EXTRACT PROVIDED:
Think of intrinsics of a name that could potentially be given up for functions like this (and implementation details becoming private/moving elsewhere). For unreachable specifically, we ended up deciding to create a std::hint module, despite my foresight that it will want to live alongside abort/trap. Since trap does not fit into hint, we can put this function somewhere else, sure. Except there are few or no places where it would fit in thematically, so we might end up creating yet another module that will likely contain just this function.

japaric commented 6 years ago

First, lowering into abort() function is just a "default" that generic lowering code in LLVM performs for targets that do not implement lowering of their own. (..)

Are you suggesting that we "polyfill" llvm.trap in rustc for targets that don't have a dedicated trap instruction? What should such function do when targeting MSP430? It seems to (but I'm no expert) that 16-bit and 8-bit architecture use all their opcode space so there's no undefined opcode that we could use here.

Also, with this approach we would have to take care not only of MSP430 but also of every new architecture that we add in the future and that has this problem (possibly, AVR).

alexcrichton commented 6 years ago

I don't personally have a lot of thoughts about where this should go or what to name it, but I agree with @SimonSapin that we should avoid the intrinsics module

eddyb commented 6 years ago

does ~~Cretonne~~ Cranelift have a trap intrinsic? If so, does it do the same thing as llvm.trap? Also, where would you put this?

It has trap as an instruction, including conditional forms.

As for where to place this, definitely not intrinsics. I would also maybe call it trap instead of abort to distinguish it from libc abort.

cr1901 commented 6 years ago

Re: msp430 and llvm.trap: @awygle and I spent an hour or so discussing how we could implement llvm.trap for msp430 on IRC. We couldn't agree on reasonable semantics/implementation, so currently there are no plans to implement llvm.trap." There are multiple reasonable semantics, but their implementation is ugly (short of deferring to a function provided by msp430-rt that the user implements on a per-application basis).

Therefore I'd prefer that we'd not have a stable trap API on msp430; I would prefer something like core::arch::$ARCH::trap.

eddyb commented 6 years ago

Oh, using core::arch is definitely one way to go about doing this that I'd be fine with.

japaric commented 5 years ago

@gnzlbg given the last comments, do you think we could move forward with core::arch::$ARCH::trap?

gnzlbg commented 5 years ago

do you think we could move forward with core::arch::$ARCH::trap?

ENTRIES PROVIDED:
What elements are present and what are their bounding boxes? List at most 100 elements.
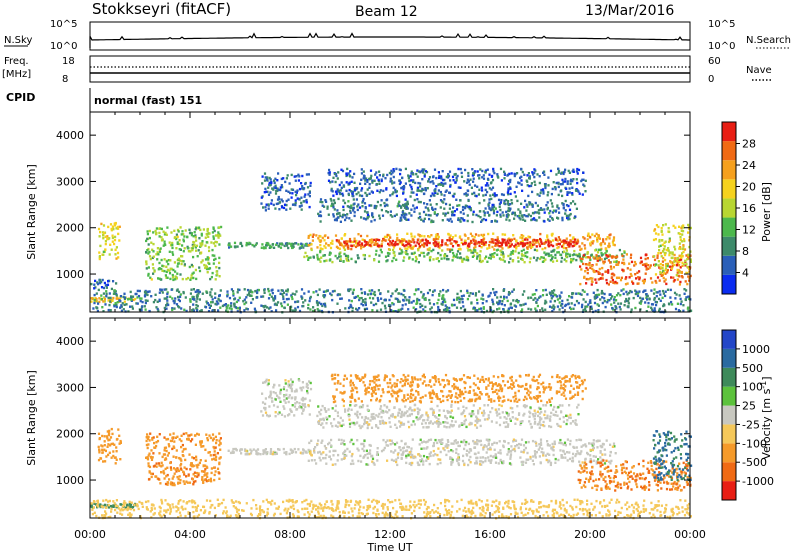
cell-power-8 xyxy=(420,251,423,255)
cell-power-13 xyxy=(360,291,363,295)
cell-power-10 xyxy=(491,186,495,189)
cell-power-9 xyxy=(547,218,550,221)
cell-power-10 xyxy=(348,188,351,192)
cell-power-9 xyxy=(483,211,486,214)
cell-velocity-5 xyxy=(343,450,346,454)
cell-power-10 xyxy=(575,178,578,181)
cell-velocity-3 xyxy=(249,448,252,451)
cell-velocity-1 xyxy=(107,506,111,509)
cell-velocity-5 xyxy=(524,461,528,464)
cell-power-3 xyxy=(191,265,194,268)
cell-power-10 xyxy=(576,167,579,171)
cell-power-13 xyxy=(101,306,104,309)
cell-power-6 xyxy=(605,238,608,241)
cell-power-3 xyxy=(205,241,208,244)
cell-power-11 xyxy=(611,278,614,282)
cell-power-9 xyxy=(499,215,502,218)
cell-power-5 xyxy=(298,198,301,201)
cell-power-10 xyxy=(486,182,489,185)
cell-power-13 xyxy=(267,297,271,300)
cell-power-13 xyxy=(489,291,492,295)
cell-power-10 xyxy=(382,173,385,176)
cell-power-9 xyxy=(448,219,451,222)
cell-power-4 xyxy=(292,242,295,246)
cell-power-11 xyxy=(646,257,649,260)
cell-power-12 xyxy=(659,266,662,269)
cell-power-9 xyxy=(435,214,438,217)
cell-power-13 xyxy=(476,309,479,312)
cell-power-8 xyxy=(331,260,334,264)
cell-power-7 xyxy=(540,240,543,243)
cell-power-13 xyxy=(639,296,642,300)
cell-power-10 xyxy=(510,172,513,175)
cell-power-7 xyxy=(500,243,503,246)
cell-power-13 xyxy=(402,294,405,297)
cell-power-8 xyxy=(523,261,526,264)
cell-power-13 xyxy=(235,300,238,304)
cell-power-8 xyxy=(483,257,487,260)
cell-power-10 xyxy=(531,190,534,194)
cell-power-10 xyxy=(356,186,359,190)
cell-power-13 xyxy=(584,300,587,304)
cell-power-6 xyxy=(396,238,399,242)
cell-power-6 xyxy=(350,247,353,251)
cell-power-7 xyxy=(510,238,513,241)
cell-power-8 xyxy=(377,260,381,263)
cell-power-3 xyxy=(174,270,177,273)
cell-power-9 xyxy=(380,208,383,212)
cell-velocity-5 xyxy=(434,438,437,442)
cell-velocity-5 xyxy=(409,456,413,459)
cell-power-3 xyxy=(175,277,178,280)
cell-power-7 xyxy=(393,244,397,247)
cell-power-13 xyxy=(171,307,174,310)
cell-power-13 xyxy=(613,301,616,304)
cell-power-13 xyxy=(650,306,653,309)
cell-power-6 xyxy=(355,239,358,243)
cell-power-5 xyxy=(308,191,311,194)
cell-velocity-3 xyxy=(239,449,242,452)
cell-power-13 xyxy=(536,298,539,301)
cell-power-10 xyxy=(467,174,470,177)
cell-power-11 xyxy=(649,277,653,280)
cell-power-9 xyxy=(363,202,367,205)
cell-velocity-5 xyxy=(427,456,430,459)
cell-power-13 xyxy=(530,296,533,299)
cell-power-3 xyxy=(166,226,169,229)
cell-power-13 xyxy=(243,298,246,301)
cell-velocity-4 xyxy=(282,405,285,408)
cell-power-11 xyxy=(617,276,621,279)
cell-power-3 xyxy=(164,274,167,277)
cell-power-7 xyxy=(378,238,381,242)
cell-power-8 xyxy=(496,253,499,256)
cell-power-13 xyxy=(236,310,239,313)
cell-power-11 xyxy=(677,269,681,272)
cell-power-9 xyxy=(401,209,405,213)
cell-power-6 xyxy=(446,248,449,251)
cell-velocity-2 xyxy=(204,459,207,462)
cell-velocity-4 xyxy=(276,394,279,397)
cell-power-10 xyxy=(390,179,393,183)
cell-power-10 xyxy=(492,167,495,171)
cell-power-3 xyxy=(148,236,151,240)
cell-power-13 xyxy=(480,297,483,300)
cell-velocity-2 xyxy=(145,443,148,447)
cell-power-13 xyxy=(413,293,416,296)
cell-power-10 xyxy=(439,183,443,186)
cell-power-8 xyxy=(466,256,470,259)
cell-power-6 xyxy=(521,239,524,243)
cell-power-12 xyxy=(689,260,692,263)
cell-velocity-2 xyxy=(195,471,198,475)
cell-power-13 xyxy=(657,297,661,301)
cell-power-6 xyxy=(527,245,530,248)
cell-power-10 xyxy=(547,184,550,187)
cell-power-3 xyxy=(183,247,186,250)
cell-velocity-5 xyxy=(432,449,435,453)
cell-power-5 xyxy=(300,204,303,207)
cell-power-8 xyxy=(440,257,443,260)
cell-power-8 xyxy=(478,259,481,263)
cell-power-13 xyxy=(552,304,555,307)
cell-velocity-2 xyxy=(160,461,163,464)
cell-power-3 xyxy=(204,258,208,261)
cell-velocity-2 xyxy=(218,472,221,475)
cell-power-4 xyxy=(260,246,263,249)
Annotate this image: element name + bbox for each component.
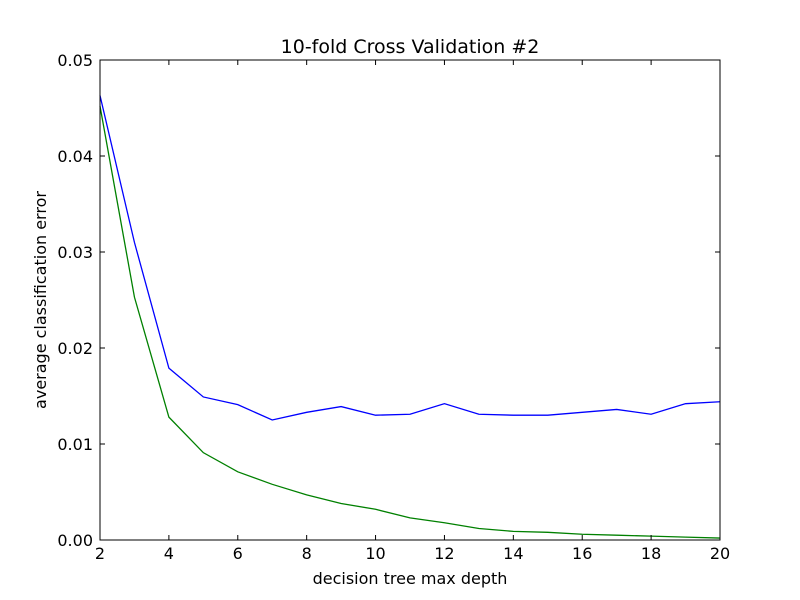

COMPLETE THE FOLLOWING:
A: In the thread about a trap function for Rust, what name does eddyb propose instead of abort, and for what reason?
B: Continue the thread about a trap function for Rust, picking up after its final line.

WRITTEN RESPONSES:
A: Trap, to distinguish it from libc abort.

B:
Yes, this looks fine to me. Will you send a PR for adding it to the architecture-specific submodules in stdsimd?

Does anyone feel strongly about this intrinsic needing an RFC to stabilize or would an FCP be enough to stabilize it for some of the archs at least?

parched commented 5 years ago

Perhaps if it's going in core::arch::$ARCH::trap it should have an architecture specific name e.g. UDF for arm.

gnzlbg commented 5 years ago

Since I expect this functionality (independent of the name) to be provided at least for the current architectures that stdsimd, I'd expect us to use assert_instr here to guarantee a specific instruction sequence that we reliably generate (and document).

So I checked out the instructions generated by llvm.trap for the following architectures supported by stdsimd (https://gcc.godbolt.org/z/PG2zmQ):

x86 and x86_64: ud2
aarch64: brk #0x1
arm: mov pc, lr @ trap or nothing? (i tried here for many cpus and mattrs combinations, and this often generates nothing here)
ppc32, ppc64, and ppc64le: trap
mips32, mips64, mips64el, mips64r6: break
nvptx: trap
wasm32: unreachable

And things are IMO looking good. All architectures that we support (one exception) have a native trap instruction sequence that llvm.trap generates reliably.

The only exception appears to be arm, but maybe I just did not pass the right command flags to llvm? (I only tried -march=arm -mcpu={cpu name here} for many cpus)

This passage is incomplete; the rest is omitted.